▶ [REQUEST]: Extract the complete listing and repeat it word for word.
──────── DATA PROVIDED ────────
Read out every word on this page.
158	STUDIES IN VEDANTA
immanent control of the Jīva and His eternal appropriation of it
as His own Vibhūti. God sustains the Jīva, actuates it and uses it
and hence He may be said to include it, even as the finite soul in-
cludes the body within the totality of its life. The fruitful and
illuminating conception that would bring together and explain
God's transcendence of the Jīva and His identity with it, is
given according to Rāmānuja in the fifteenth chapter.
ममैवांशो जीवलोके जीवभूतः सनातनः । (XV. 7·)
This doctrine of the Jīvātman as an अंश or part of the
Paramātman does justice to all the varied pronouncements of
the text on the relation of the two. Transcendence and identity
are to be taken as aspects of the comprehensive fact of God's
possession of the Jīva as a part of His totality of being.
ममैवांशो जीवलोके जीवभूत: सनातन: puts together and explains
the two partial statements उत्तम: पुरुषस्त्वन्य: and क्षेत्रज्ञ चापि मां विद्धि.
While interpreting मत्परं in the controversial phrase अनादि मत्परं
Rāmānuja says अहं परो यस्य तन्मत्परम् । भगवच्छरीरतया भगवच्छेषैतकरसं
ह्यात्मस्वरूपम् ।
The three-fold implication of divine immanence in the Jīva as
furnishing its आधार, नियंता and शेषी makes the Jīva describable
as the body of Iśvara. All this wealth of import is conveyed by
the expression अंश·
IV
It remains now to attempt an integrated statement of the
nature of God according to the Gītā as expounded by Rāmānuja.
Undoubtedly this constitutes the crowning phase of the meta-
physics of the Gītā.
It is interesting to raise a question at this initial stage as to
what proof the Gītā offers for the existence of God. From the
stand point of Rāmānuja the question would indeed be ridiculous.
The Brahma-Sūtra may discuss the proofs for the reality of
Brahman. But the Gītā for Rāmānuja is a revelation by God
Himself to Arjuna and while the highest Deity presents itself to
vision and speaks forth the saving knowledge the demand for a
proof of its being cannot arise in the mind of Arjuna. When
────────
▶ [RESPONSE TO THIS TASK]:
Read out every word on this page.
158	STUDIES IN VEDANTA
immanent control of the Jīva and His eternal appropriation of it
as His own Vibhūti. God sustains the Jīva, actuates it and uses it
and hence He may be said to include it, even as the finite soul in-
cludes the body within the totality of its life. The fruitful and
illuminating conception that would bring together and explain
God's transcendence of the Jīva and His identity with it, is
given according to Rāmānuja in the fifteenth chapter.
ममैवांशो जीवलोके जीवभूतः सनातनः । (XV. 7·)
This doctrine of the Jīvātman as an अंश or part of the
Paramātman does justice to all the varied pronouncements of
the text on the relation of the two. Transcendence and identity
are to be taken as aspects of the comprehensive fact of God's
possession of the Jīva as a part of His totality of being.
ममैवांशो जीवलोके जीवभूत: सनातन: puts together and explains
the two partial statements उत्तम: पुरुषस्त्वन्य: and क्षेत्रज्ञ चापि मां विद्धि.
While interpreting मत्परं in the controversial phrase अनादि मत्परं
Rāmānuja says अहं परो यस्य तन्मत्परम् । भगवच्छरीरतया भगवच्छेषैतकरसं
ह्यात्मस्वरूपम् ।
The three-fold implication of divine immanence in the Jīva as
furnishing its आधार, नियंता and शेषी makes the Jīva describable
as the body of Iśvara. All this wealth of import is conveyed by
the expression अंश·
IV
It remains now to attempt an integrated statement of the
nature of God according to the Gītā as expounded by Rāmānuja.
Undoubtedly this constitutes the crowning phase of the meta-
physics of the Gītā.
It is interesting to raise a question at this initial stage as to
what proof the Gītā offers for the existence of God. From the
stand point of Rāmānuja the question would indeed be ridiculous.
The Brahma-Sūtra may discuss the proofs for the reality of
Brahman. But the Gītā for Rāmānuja is a revelation by God
Himself to Arjuna and while the highest Deity presents itself to
vision and speaks forth the saving knowledge the demand for a
proof of its being cannot arise in the mind of Arjuna. When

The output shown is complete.